Directions for this task »
Extract every entry word for word. Skip the pictures.

═════ Records provided

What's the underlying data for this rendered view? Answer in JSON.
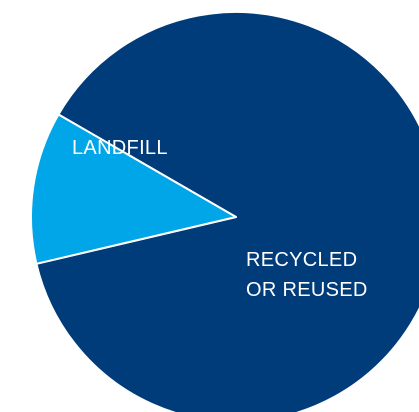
{
  "chart_data": {
    "type": "pie",
    "slices": [
      {
        "label_lines": [
          "RECYCLED",
          "OR REUSED"
        ],
        "value": 88,
        "color": "#003b7a"
      },
      {
        "label_lines": [
          "LANDFILL"
        ],
        "value": 12,
        "color": "#00a6e8"
      }
    ],
    "title": "",
    "legend": "none",
    "slice_border_color": "#ffffff"
  }
}
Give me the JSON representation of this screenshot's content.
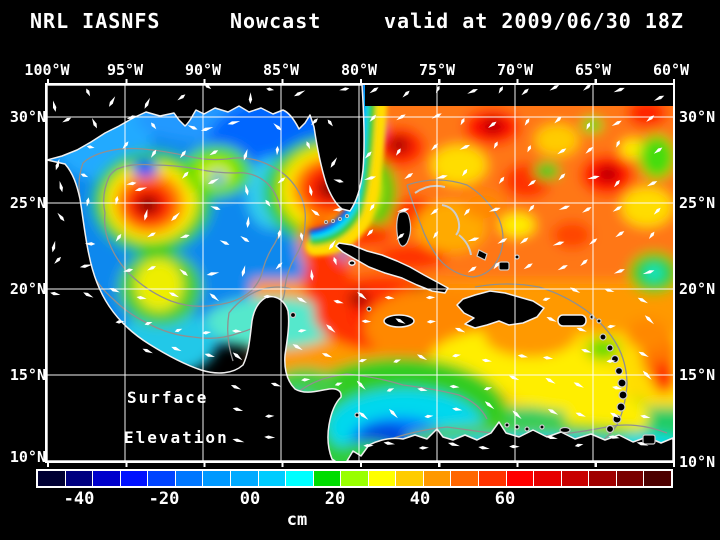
{
  "title": {
    "model": "NRL IASNFS",
    "product": "Nowcast",
    "valid": "valid at 2009/06/30 18Z"
  },
  "axes": {
    "longitude_labels": [
      "100°W",
      "95°W",
      "90°W",
      "85°W",
      "80°W",
      "75°W",
      "70°W",
      "65°W",
      "60°W"
    ],
    "latitude_labels": [
      "30°N",
      "25°N",
      "20°N",
      "15°N",
      "10°N"
    ]
  },
  "map": {
    "field_label_line1": "Surface",
    "field_label_line2": "Elevation"
  },
  "colorbar": {
    "unit": "cm",
    "tick_labels": [
      "-40",
      "-20",
      "00",
      "20",
      "40",
      "60"
    ],
    "segment_colors": [
      "#000033",
      "#000080",
      "#0000cc",
      "#0011ff",
      "#0044ff",
      "#0077ff",
      "#0099ff",
      "#00aaff",
      "#00ccff",
      "#00ffff",
      "#00dd00",
      "#99ff00",
      "#ffff00",
      "#ffcc00",
      "#ff9900",
      "#ff6600",
      "#ff3300",
      "#ff0000",
      "#e60000",
      "#c80000",
      "#a00000",
      "#7a0000",
      "#4d0000"
    ]
  },
  "colors": {
    "background": "#000000",
    "text": "#ffffff",
    "grid": "#ffffff",
    "coastline": "#f0f0f0",
    "bathymetry": "#909090",
    "land": "#000000",
    "vectors": "#ffffff"
  }
}
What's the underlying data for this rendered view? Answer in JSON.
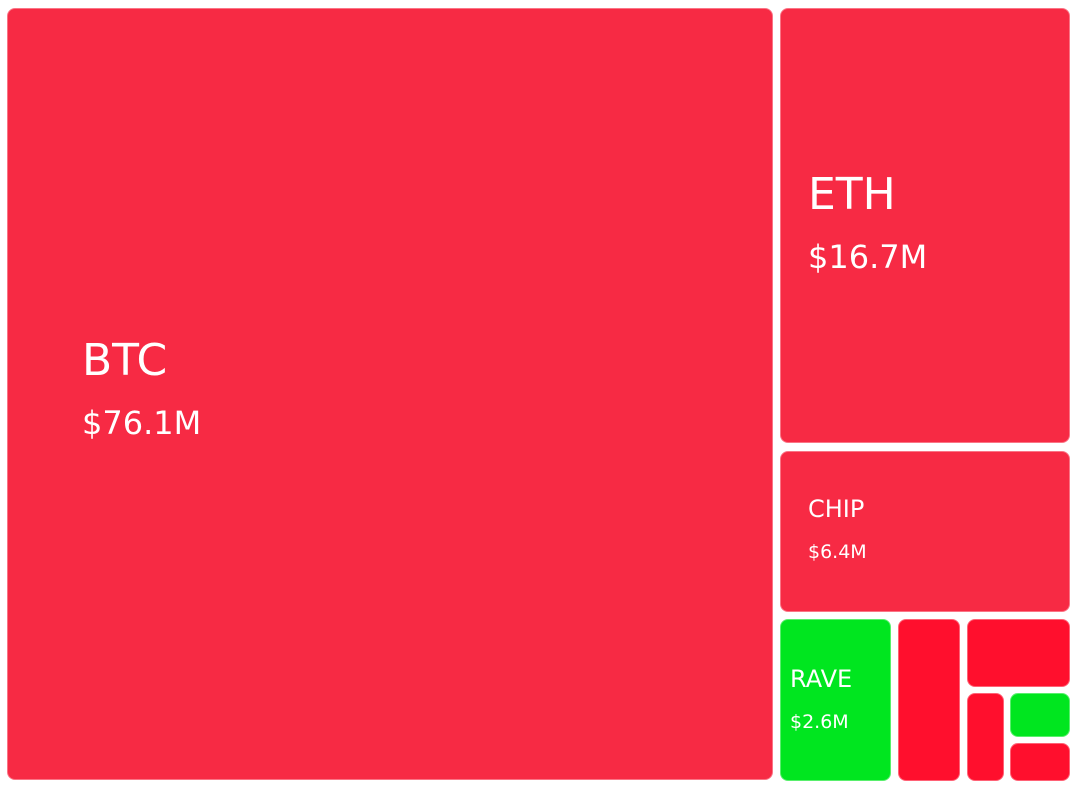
{
  "chart_data": {
    "type": "treemap",
    "value_unit": "USD",
    "colors": {
      "negative": "#f72a44",
      "positive": "#00e61f",
      "negative_small": "#ff0f2d"
    },
    "items": [
      {
        "name": "BTC",
        "value_label": "$76.1M",
        "value": 76.1,
        "sign": "negative"
      },
      {
        "name": "ETH",
        "value_label": "$16.7M",
        "value": 16.7,
        "sign": "negative"
      },
      {
        "name": "CHIP",
        "value_label": "$6.4M",
        "value": 6.4,
        "sign": "negative"
      },
      {
        "name": "RAVE",
        "value_label": "$2.6M",
        "value": 2.6,
        "sign": "positive"
      },
      {
        "name": "",
        "value_label": "",
        "value": 1.8,
        "sign": "negative_small"
      },
      {
        "name": "",
        "value_label": "",
        "value": 1.5,
        "sign": "negative_small"
      },
      {
        "name": "",
        "value_label": "",
        "value": 0.8,
        "sign": "negative_small"
      },
      {
        "name": "",
        "value_label": "",
        "value": 0.6,
        "sign": "positive"
      },
      {
        "name": "",
        "value_label": "",
        "value": 0.4,
        "sign": "negative_small"
      }
    ]
  }
}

══════════

The solution »
What's the underlying data for this rendered view? Answer in JSON.
{
  "chart_data": {
    "type": "pie",
    "slices": [
      {
        "label_lines": [
          "RECYCLED",
          "OR REUSED"
        ],
        "value": 88,
        "color": "#003b7a"
      },
      {
        "label_lines": [
          "LANDFILL"
        ],
        "value": 12,
        "color": "#00a6e8"
      }
    ],
    "title": "",
    "legend": "none",
    "slice_border_color": "#ffffff"
  }
}
Give me the JSON representation of this screenshot's content.
{
  "title": {
    "model": "NRL IASNFS",
    "product": "Nowcast",
    "valid": "valid at 2009/06/30 18Z"
  },
  "axes": {
    "longitude_labels": [
      "100°W",
      "95°W",
      "90°W",
      "85°W",
      "80°W",
      "75°W",
      "70°W",
      "65°W",
      "60°W"
    ],
    "latitude_labels": [
      "30°N",
      "25°N",
      "20°N",
      "15°N",
      "10°N"
    ]
  },
  "map": {
    "field_label_line1": "Surface",
    "field_label_line2": "Elevation"
  },
  "colorbar": {
    "unit": "cm",
    "tick_labels": [
      "-40",
      "-20",
      "00",
      "20",
      "40",
      "60"
    ],
    "segment_colors": [
      "#000033",
      "#000080",
      "#0000cc",
      "#0011ff",
      "#0044ff",
      "#0077ff",
      "#0099ff",
      "#00aaff",
      "#00ccff",
      "#00ffff",
      "#00dd00",
      "#99ff00",
      "#ffff00",
      "#ffcc00",
      "#ff9900",
      "#ff6600",
      "#ff3300",
      "#ff0000",
      "#e60000",
      "#c80000",
      "#a00000",
      "#7a0000",
      "#4d0000"
    ]
  },
  "colors": {
    "background": "#000000",
    "text": "#ffffff",
    "grid": "#ffffff",
    "coastline": "#f0f0f0",
    "bathymetry": "#909090",
    "land": "#000000",
    "vectors": "#ffffff"
  }
}
What's the underlying data for this rendered view? Answer in JSON.
{
  "chart_data": {
    "type": "treemap",
    "value_unit": "USD",
    "colors": {
      "negative": "#f72a44",
      "positive": "#00e61f",
      "negative_small": "#ff0f2d"
    },
    "items": [
      {
        "name": "BTC",
        "value_label": "$76.1M",
        "value": 76.1,
        "sign": "negative"
      },
      {
        "name": "ETH",
        "value_label": "$16.7M",
        "value": 16.7,
        "sign": "negative"
      },
      {
        "name": "CHIP",
        "value_label": "$6.4M",
        "value": 6.4,
        "sign": "negative"
      },
      {
        "name": "RAVE",
        "value_label": "$2.6M",
        "value": 2.6,
        "sign": "positive"
      },
      {
        "name": "",
        "value_label": "",
        "value": 1.8,
        "sign": "negative_small"
      },
      {
        "name": "",
        "value_label": "",
        "value": 1.5,
        "sign": "negative_small"
      },
      {
        "name": "",
        "value_label": "",
        "value": 0.8,
        "sign": "negative_small"
      },
      {
        "name": "",
        "value_label": "",
        "value": 0.6,
        "sign": "positive"
      },
      {
        "name": "",
        "value_label": "",
        "value": 0.4,
        "sign": "negative_small"
      }
    ]
  }
}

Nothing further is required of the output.